— begin Data for this task —

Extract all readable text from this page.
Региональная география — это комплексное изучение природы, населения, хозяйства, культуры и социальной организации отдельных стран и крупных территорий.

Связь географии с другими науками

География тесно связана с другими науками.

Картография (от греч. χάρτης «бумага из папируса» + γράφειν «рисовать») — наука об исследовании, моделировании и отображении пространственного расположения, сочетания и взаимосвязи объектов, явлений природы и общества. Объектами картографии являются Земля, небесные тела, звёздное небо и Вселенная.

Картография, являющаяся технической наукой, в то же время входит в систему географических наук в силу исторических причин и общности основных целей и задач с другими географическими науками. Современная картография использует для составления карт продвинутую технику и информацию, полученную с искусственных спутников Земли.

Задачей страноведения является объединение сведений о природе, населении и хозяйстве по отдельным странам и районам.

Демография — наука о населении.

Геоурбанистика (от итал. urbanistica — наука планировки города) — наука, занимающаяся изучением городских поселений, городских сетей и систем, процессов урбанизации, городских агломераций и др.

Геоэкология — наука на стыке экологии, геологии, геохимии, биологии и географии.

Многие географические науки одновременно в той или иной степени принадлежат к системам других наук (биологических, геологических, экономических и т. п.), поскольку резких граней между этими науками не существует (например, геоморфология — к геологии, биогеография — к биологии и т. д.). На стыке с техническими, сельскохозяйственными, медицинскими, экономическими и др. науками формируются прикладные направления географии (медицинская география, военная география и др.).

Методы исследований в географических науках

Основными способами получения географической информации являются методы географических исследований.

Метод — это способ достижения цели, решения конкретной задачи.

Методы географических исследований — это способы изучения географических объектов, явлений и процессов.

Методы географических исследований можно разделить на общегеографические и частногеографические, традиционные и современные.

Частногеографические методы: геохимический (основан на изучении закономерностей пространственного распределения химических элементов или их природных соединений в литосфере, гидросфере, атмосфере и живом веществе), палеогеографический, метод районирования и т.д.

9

— end Data for this task —

* [The problem]
Reproduce the records word for word.

* [Right answer]
Extract all readable text from this page.
Региональная география — это комплексное изучение природы, населения, хозяйства, культуры и социальной организации отдельных стран и крупных территорий.

Связь географии с другими науками

География тесно связана с другими науками.

Картография (от греч. χάρτης «бумага из папируса» + γράφειν «рисовать») — наука об исследовании, моделировании и отображении пространственного расположения, сочетания и взаимосвязи объектов, явлений природы и общества. Объектами картографии являются Земля, небесные тела, звёздное небо и Вселенная.

Картография, являющаяся технической наукой, в то же время входит в систему географических наук в силу исторических причин и общности основных целей и задач с другими географическими науками. Современная картография использует для составления карт продвинутую технику и информацию, полученную с искусственных спутников Земли.

Задачей страноведения является объединение сведений о природе, населении и хозяйстве по отдельным странам и районам.

Демография — наука о населении.

Геоурбанистика (от итал. urbanistica — наука планировки города) — наука, занимающаяся изучением городских поселений, городских сетей и систем, процессов урбанизации, городских агломераций и др.

Геоэкология — наука на стыке экологии, геологии, геохимии, биологии и географии.

Многие географические науки одновременно в той или иной степени принадлежат к системам других наук (биологических, геологических, экономических и т. п.), поскольку резких граней между этими науками не существует (например, геоморфология — к геологии, биогеография — к биологии и т. д.). На стыке с техническими, сельскохозяйственными, медицинскими, экономическими и др. науками формируются прикладные направления географии (медицинская география, военная география и др.).

Методы исследований в географических науках

Основными способами получения географической информации являются методы географических исследований.

Метод — это способ достижения цели, решения конкретной задачи.

Методы географических исследований — это способы изучения географических объектов, явлений и процессов.

Методы географических исследований можно разделить на общегеографические и частногеографические, традиционные и современные.

Частногеографические методы: геохимический (основан на изучении закономерностей пространственного распределения химических элементов или их природных соединений в литосфере, гидросфере, атмосфере и живом веществе), палеогеографический, метод районирования и т.д.

9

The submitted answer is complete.